Stored rows →
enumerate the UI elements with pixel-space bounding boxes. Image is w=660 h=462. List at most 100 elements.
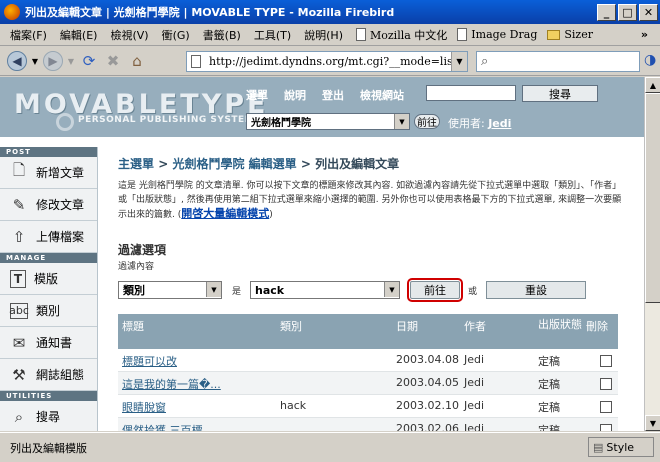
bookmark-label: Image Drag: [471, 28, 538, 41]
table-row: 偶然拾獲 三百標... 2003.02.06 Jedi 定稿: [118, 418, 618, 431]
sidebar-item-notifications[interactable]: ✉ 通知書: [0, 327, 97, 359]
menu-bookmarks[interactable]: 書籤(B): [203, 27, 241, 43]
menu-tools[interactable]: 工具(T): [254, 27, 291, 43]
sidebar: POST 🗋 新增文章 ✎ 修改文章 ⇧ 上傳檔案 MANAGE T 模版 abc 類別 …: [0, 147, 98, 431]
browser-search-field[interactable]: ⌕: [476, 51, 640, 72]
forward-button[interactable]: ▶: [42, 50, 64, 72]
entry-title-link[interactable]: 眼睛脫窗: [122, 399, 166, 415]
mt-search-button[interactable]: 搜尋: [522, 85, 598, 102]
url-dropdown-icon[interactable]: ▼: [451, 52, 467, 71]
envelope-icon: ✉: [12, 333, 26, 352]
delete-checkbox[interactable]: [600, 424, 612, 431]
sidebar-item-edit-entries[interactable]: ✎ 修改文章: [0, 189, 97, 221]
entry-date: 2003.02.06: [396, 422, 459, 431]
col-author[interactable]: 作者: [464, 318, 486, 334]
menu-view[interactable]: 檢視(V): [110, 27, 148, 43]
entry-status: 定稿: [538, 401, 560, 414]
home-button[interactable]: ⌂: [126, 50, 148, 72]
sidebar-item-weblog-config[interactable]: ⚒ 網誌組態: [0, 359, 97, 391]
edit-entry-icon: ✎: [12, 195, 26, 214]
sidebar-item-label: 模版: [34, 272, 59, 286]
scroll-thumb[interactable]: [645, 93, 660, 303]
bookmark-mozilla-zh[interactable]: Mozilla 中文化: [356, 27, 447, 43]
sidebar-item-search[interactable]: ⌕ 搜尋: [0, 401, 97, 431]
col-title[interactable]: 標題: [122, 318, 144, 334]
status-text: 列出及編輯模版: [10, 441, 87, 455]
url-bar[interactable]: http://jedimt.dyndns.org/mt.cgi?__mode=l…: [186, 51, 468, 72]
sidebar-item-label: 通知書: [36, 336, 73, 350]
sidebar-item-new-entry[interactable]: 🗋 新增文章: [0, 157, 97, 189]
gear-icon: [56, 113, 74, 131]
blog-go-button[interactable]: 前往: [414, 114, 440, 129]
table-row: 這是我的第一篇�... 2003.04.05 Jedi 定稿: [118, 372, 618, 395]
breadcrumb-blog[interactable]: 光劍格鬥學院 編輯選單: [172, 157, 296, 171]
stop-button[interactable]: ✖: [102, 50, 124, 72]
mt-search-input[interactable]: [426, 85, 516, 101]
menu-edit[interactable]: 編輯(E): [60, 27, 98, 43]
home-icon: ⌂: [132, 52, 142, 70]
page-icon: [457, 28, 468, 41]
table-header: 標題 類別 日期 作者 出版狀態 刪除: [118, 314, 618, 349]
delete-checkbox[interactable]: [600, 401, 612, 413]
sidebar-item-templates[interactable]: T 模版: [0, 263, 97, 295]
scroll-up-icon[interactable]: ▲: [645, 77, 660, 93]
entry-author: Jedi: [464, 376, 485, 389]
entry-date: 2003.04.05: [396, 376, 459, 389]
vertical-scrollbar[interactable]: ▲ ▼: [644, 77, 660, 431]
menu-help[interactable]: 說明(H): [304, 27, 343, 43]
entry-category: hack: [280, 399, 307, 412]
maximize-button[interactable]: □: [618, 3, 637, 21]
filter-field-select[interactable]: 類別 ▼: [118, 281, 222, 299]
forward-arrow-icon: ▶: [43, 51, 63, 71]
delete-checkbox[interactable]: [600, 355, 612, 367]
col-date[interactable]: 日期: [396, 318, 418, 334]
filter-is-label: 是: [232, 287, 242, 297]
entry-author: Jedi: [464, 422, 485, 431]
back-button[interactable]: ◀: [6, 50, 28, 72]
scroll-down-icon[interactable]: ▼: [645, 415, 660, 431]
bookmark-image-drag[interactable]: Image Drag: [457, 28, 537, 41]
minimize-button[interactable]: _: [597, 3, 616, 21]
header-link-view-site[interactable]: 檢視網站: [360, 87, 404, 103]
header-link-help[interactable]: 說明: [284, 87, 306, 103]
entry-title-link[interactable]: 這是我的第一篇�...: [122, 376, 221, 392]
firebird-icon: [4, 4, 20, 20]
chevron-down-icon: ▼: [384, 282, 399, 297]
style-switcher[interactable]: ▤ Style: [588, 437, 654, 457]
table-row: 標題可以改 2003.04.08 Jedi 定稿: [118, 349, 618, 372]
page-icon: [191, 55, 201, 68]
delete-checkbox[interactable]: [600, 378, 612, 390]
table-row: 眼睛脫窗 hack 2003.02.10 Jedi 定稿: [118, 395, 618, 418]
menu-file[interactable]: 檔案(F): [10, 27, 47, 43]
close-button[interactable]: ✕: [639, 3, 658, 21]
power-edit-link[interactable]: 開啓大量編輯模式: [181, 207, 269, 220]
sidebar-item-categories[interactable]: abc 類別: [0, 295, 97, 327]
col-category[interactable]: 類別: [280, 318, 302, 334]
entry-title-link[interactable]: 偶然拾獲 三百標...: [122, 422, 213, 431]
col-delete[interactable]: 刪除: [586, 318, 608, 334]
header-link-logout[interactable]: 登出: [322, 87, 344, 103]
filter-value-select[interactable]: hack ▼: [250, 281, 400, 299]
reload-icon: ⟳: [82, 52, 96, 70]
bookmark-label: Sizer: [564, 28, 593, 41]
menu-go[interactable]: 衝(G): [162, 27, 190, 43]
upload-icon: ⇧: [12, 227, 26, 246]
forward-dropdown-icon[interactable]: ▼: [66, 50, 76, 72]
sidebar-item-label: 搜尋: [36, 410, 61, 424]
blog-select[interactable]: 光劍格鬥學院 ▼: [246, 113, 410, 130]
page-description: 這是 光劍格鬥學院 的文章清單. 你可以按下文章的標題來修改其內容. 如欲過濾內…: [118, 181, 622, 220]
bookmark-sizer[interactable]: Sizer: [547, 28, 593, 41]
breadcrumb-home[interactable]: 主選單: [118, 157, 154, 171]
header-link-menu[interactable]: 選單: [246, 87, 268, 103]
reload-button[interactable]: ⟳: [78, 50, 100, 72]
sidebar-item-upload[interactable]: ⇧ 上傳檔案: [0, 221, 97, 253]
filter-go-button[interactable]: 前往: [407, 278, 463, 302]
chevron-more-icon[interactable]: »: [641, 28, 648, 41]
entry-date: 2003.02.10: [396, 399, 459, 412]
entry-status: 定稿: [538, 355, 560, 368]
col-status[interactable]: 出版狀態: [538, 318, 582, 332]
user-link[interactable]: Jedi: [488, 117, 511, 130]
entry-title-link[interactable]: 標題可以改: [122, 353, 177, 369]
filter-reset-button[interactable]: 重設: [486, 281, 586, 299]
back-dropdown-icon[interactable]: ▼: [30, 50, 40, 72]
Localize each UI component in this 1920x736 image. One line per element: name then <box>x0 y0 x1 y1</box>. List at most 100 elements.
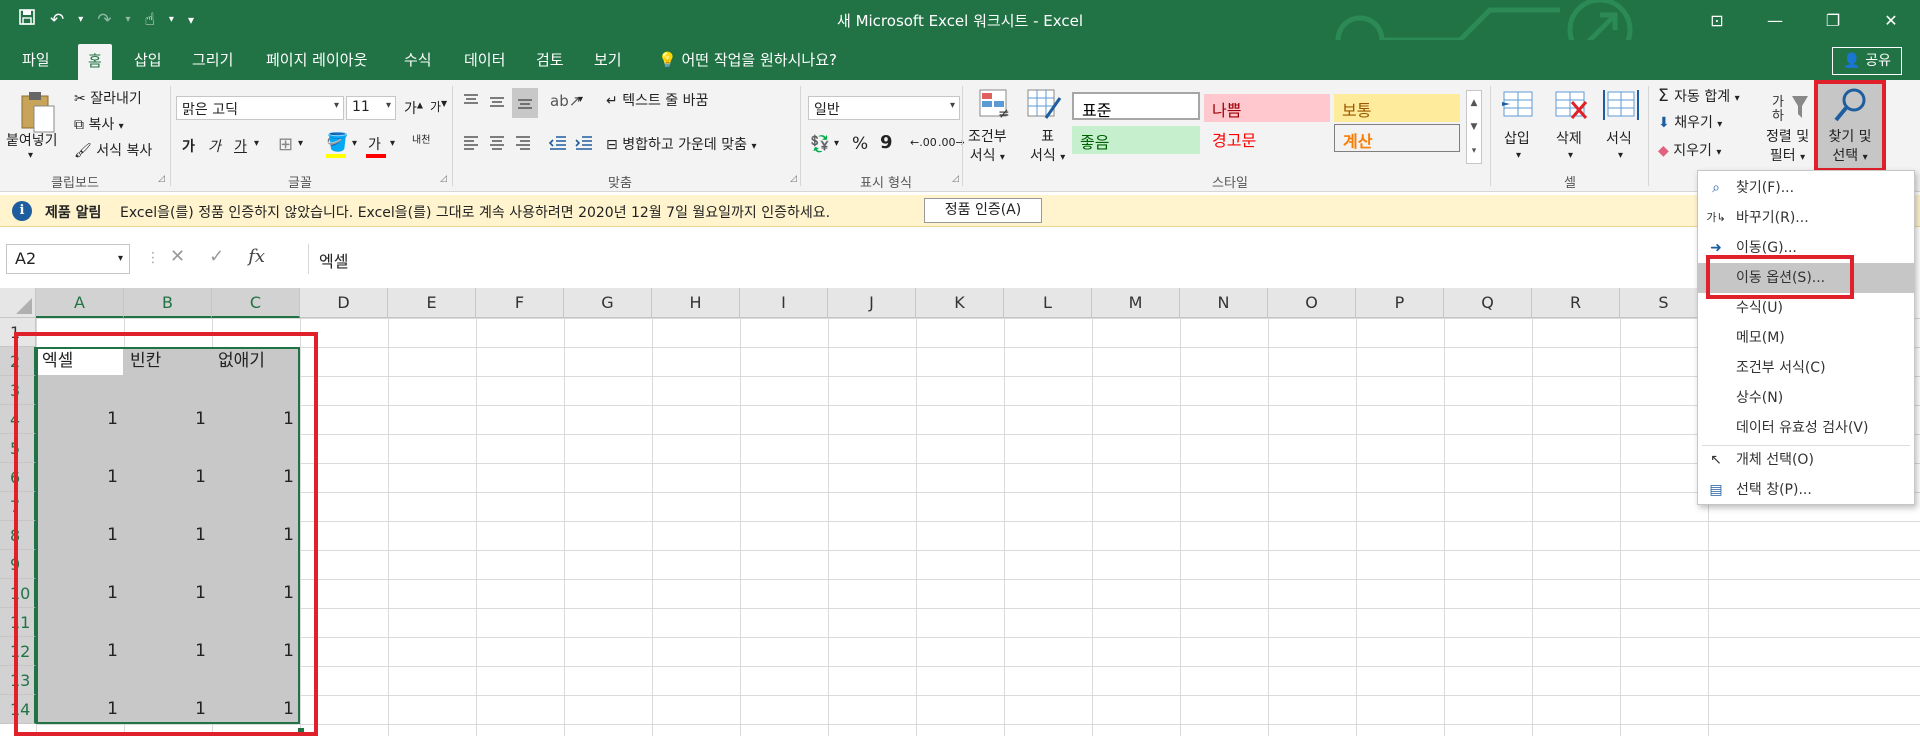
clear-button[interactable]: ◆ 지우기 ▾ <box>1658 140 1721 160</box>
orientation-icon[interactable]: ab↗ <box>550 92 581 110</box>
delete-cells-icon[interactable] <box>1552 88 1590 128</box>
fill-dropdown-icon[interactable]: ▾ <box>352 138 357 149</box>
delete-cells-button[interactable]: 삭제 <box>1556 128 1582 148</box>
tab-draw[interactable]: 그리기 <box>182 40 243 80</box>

Work to be completed → Arrange the lines from the one containing "bookmark-label: Image Drag: [471, 28, 538, 41]" through the one containing "menu-tools[interactable]: 工具(T): [254, 27, 291, 43]" as a JSON list of strings, one string per line, leaving out any blank lines.

Output for this exercise →
[
  "bookmark-label: Image Drag: [471, 28, 538, 41]",
  "table-row: 偶然拾獲 三百標... 2003.02.06 Jedi 定稿: [118, 418, 618, 431]",
  "sidebar-item-notifications[interactable]: ✉ 通知書: [0, 327, 97, 359]",
  "menu-bookmarks[interactable]: 書籤(B): [203, 27, 241, 43]",
  "menu-tools[interactable]: 工具(T): [254, 27, 291, 43]"
]